→ AIM OF THE TASK
Tally up the lines that include "value" and state that number by itself.

→ DATASET ROWS
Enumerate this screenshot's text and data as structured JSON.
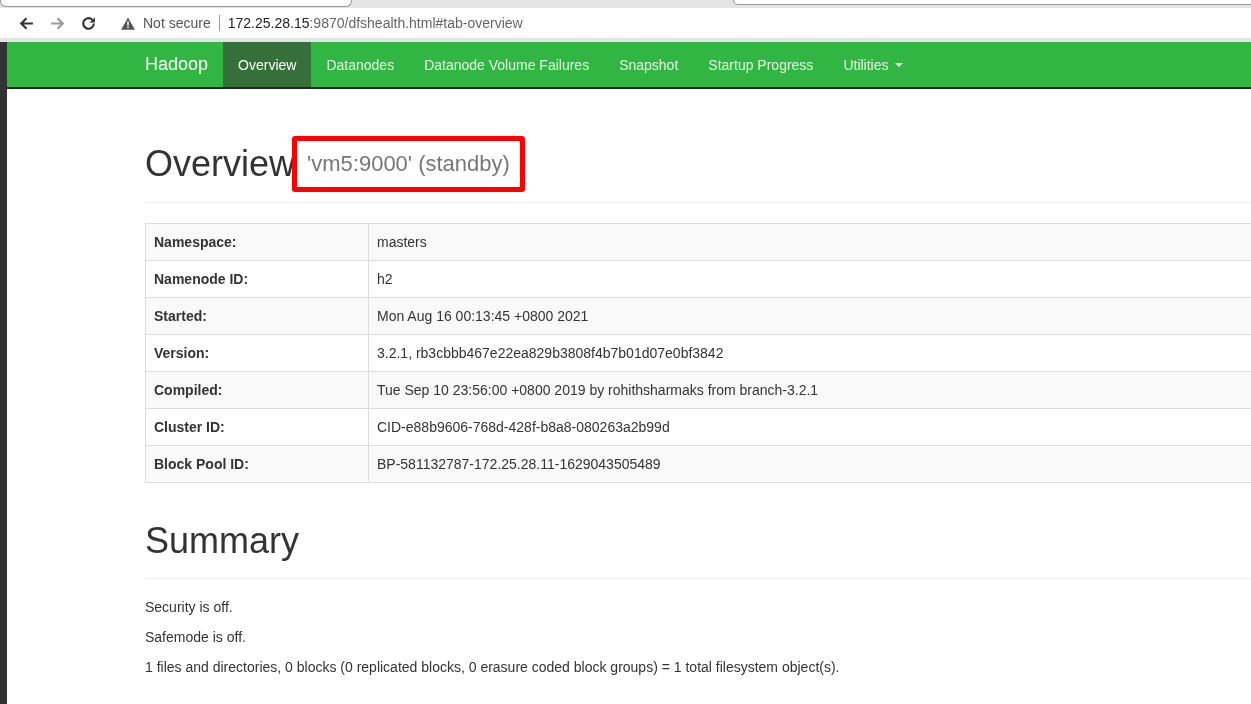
{
  "browser": {
    "security": "Not secure",
    "url_host": "172.25.28.15",
    "url_rest": ":9870/dfshealth.html#tab-overview"
  },
  "navbar": {
    "brand": "Hadoop",
    "items": [
      {
        "label": "Overview",
        "selected": true,
        "dropdown": false
      },
      {
        "label": "Datanodes",
        "selected": false,
        "dropdown": false
      },
      {
        "label": "Datanode Volume Failures",
        "selected": false,
        "dropdown": false
      },
      {
        "label": "Snapshot",
        "selected": false,
        "dropdown": false
      },
      {
        "label": "Startup Progress",
        "selected": false,
        "dropdown": false
      },
      {
        "label": "Utilities",
        "selected": false,
        "dropdown": true
      }
    ]
  },
  "overview": {
    "title": "Overview",
    "subtitle": "'vm5:9000' (standby)",
    "highlighted": true
  },
  "info_table": [
    {
      "label": "Namespace:",
      "value": "masters"
    },
    {
      "label": "Namenode ID:",
      "value": "h2"
    },
    {
      "label": "Started:",
      "value": "Mon Aug 16 00:13:45 +0800 2021"
    },
    {
      "label": "Version:",
      "value": "3.2.1, rb3cbbb467e22ea829b3808f4b7b01d07e0bf3842"
    },
    {
      "label": "Compiled:",
      "value": "Tue Sep 10 23:56:00 +0800 2019 by rohithsharmaks from branch-3.2.1"
    },
    {
      "label": "Cluster ID:",
      "value": "CID-e88b9606-768d-428f-b8a8-080263a2b99d"
    },
    {
      "label": "Block Pool ID:",
      "value": "BP-581132787-172.25.28.11-1629043505489"
    }
  ],
  "summary": {
    "title": "Summary",
    "lines": [
      "Security is off.",
      "Safemode is off.",
      "1 files and directories, 0 blocks (0 replicated blocks, 0 erasure coded block groups) = 1 total filesystem object(s)."
    ]
  }
}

→ TASK ANSWER
7